> **THE REQUEST**
Using the data below, copy every line that contains the word "values".

> **RECORDS SUPPLIED**
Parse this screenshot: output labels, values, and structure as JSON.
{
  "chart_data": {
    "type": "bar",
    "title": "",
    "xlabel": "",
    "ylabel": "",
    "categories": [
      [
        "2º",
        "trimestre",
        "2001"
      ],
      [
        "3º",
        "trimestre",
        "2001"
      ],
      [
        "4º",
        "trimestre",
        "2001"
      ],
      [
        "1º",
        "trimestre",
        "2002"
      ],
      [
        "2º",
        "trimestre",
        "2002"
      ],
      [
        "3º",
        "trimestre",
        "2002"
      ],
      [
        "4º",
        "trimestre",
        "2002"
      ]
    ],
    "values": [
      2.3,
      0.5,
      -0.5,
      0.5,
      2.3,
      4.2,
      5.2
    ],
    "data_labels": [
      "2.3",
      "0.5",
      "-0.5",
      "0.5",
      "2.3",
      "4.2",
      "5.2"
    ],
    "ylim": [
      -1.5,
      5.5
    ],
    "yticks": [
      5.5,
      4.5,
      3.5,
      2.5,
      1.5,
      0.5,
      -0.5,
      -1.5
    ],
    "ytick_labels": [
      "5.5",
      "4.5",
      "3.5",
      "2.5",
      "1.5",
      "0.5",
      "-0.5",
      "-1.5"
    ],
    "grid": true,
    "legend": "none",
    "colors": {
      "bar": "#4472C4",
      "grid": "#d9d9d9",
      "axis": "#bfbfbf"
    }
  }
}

> **CORRECT ANSWER**
Parse this screenshot: output labels, values, and structure as JSON.
    "values": [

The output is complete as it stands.